> [EXERCISE BRIEF]: Copy all lines that contain the word "indvandrerbaggrund".

====== RAW RECORDS ======

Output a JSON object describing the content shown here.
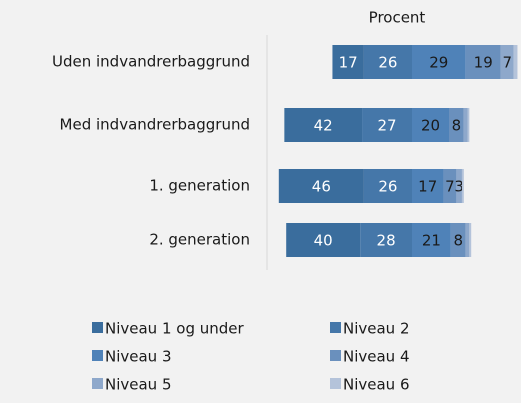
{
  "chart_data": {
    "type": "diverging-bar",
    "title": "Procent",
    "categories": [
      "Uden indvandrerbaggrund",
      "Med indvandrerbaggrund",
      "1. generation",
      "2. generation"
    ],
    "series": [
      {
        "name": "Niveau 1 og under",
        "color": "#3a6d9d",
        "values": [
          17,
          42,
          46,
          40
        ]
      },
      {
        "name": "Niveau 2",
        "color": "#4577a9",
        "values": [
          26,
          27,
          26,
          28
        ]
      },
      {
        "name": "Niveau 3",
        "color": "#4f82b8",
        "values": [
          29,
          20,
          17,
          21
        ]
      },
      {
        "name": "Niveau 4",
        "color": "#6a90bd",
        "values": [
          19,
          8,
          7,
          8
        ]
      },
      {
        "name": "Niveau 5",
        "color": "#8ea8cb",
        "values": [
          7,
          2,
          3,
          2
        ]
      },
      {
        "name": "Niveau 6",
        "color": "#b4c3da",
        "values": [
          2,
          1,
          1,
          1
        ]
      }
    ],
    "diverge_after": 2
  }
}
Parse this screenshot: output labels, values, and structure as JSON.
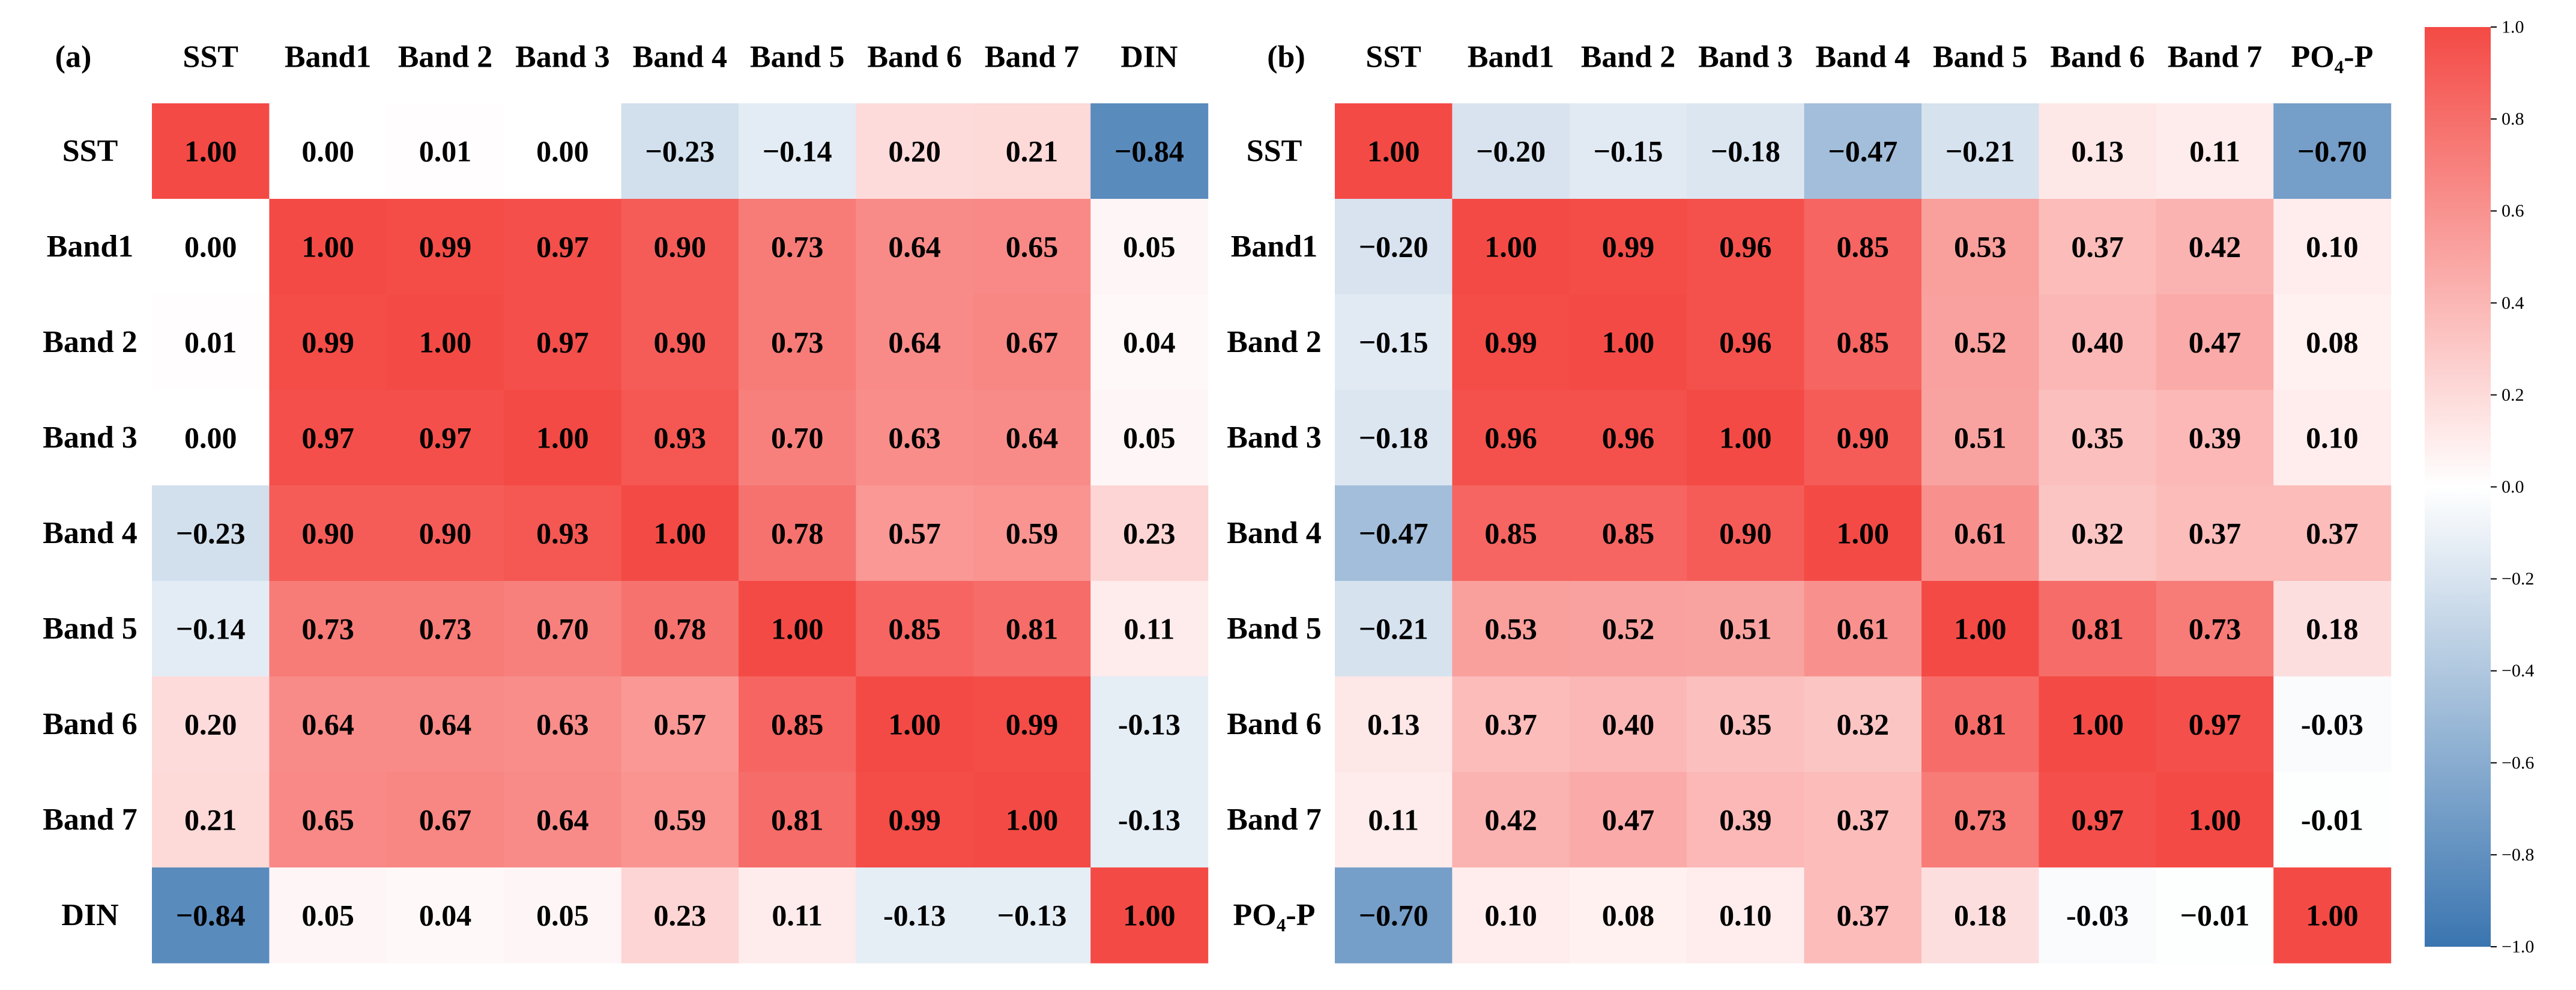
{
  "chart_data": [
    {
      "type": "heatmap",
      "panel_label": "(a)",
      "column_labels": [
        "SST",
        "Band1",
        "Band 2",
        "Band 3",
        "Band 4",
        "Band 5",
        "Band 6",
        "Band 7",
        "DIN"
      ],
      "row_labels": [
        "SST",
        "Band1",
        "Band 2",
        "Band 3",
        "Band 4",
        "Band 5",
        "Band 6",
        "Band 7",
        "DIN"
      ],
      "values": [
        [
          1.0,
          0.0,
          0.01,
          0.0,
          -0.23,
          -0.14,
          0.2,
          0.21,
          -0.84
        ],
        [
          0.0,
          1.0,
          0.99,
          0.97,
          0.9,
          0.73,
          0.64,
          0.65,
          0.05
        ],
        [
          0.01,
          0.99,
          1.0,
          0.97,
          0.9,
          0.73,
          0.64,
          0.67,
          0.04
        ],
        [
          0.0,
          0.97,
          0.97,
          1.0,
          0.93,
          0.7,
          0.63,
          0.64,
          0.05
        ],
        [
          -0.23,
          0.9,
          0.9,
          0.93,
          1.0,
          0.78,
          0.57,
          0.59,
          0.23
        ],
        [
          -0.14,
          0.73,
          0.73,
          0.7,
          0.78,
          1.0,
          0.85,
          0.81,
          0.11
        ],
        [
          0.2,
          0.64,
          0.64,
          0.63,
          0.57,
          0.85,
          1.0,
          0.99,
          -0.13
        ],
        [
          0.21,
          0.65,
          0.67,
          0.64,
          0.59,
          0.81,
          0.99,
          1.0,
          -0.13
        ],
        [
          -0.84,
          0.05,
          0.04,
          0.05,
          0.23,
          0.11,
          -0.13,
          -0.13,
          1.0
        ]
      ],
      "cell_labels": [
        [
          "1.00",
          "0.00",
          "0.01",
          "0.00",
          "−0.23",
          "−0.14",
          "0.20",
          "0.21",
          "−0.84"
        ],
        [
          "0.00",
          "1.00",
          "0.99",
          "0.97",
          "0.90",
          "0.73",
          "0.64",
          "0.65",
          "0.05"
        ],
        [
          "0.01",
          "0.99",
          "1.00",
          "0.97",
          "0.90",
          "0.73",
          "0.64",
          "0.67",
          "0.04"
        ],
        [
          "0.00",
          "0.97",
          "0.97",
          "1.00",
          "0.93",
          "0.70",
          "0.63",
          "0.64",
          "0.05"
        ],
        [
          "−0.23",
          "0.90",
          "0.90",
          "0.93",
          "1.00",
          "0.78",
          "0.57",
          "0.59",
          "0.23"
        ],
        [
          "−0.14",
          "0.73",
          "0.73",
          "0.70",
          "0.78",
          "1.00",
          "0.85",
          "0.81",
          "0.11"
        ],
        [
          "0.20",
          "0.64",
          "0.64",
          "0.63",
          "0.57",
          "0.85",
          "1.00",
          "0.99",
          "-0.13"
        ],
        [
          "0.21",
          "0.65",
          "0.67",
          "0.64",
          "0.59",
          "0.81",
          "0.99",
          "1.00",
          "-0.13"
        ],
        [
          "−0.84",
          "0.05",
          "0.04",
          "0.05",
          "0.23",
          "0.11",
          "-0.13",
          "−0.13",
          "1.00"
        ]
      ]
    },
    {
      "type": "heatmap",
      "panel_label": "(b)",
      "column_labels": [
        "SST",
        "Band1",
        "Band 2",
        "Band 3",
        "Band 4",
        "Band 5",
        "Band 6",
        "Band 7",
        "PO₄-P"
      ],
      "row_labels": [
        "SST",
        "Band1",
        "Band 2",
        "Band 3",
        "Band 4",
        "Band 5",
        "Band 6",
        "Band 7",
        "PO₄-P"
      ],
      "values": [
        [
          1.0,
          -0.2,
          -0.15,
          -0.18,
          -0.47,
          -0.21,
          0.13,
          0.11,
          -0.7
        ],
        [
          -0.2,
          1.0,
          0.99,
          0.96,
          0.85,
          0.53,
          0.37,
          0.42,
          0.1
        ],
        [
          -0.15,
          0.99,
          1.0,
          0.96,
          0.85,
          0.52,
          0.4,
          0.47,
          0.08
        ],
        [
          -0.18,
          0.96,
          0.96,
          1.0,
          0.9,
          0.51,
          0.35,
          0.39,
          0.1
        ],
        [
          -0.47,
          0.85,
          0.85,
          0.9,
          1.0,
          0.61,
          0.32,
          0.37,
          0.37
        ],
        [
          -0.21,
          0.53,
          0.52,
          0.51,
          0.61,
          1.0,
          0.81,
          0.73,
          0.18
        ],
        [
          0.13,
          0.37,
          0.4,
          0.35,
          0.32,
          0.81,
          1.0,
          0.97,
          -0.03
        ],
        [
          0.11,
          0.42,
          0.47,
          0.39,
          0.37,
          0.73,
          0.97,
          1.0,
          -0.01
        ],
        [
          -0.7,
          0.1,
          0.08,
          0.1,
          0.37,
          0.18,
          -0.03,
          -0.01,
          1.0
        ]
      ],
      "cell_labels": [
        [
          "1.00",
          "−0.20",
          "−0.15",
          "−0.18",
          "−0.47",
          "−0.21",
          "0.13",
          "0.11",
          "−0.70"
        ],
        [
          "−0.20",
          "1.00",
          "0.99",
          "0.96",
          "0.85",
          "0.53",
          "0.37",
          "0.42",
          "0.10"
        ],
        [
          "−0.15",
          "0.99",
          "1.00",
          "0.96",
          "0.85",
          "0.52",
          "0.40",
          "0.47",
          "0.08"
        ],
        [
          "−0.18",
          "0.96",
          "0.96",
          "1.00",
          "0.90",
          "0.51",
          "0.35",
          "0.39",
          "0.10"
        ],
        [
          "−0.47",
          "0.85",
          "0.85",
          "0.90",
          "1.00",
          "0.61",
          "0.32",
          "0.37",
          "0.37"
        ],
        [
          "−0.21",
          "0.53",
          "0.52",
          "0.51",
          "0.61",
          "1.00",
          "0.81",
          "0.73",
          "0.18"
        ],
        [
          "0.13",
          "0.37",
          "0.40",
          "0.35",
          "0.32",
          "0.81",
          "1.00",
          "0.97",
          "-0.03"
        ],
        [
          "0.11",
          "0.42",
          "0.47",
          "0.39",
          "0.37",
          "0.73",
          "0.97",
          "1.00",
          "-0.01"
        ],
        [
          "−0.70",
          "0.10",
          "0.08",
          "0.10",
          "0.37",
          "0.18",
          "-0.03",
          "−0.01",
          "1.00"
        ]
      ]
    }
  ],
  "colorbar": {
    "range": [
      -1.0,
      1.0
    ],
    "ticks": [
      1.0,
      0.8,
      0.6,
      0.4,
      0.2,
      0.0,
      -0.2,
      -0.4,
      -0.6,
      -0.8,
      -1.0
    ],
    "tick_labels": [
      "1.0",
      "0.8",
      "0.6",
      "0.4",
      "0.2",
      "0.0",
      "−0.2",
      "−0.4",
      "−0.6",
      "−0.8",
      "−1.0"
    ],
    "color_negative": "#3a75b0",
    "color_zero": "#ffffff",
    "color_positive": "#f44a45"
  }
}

======

> [RESULT]:
      "Uden indvandrerbaggrund",
      "Med indvandrerbaggrund",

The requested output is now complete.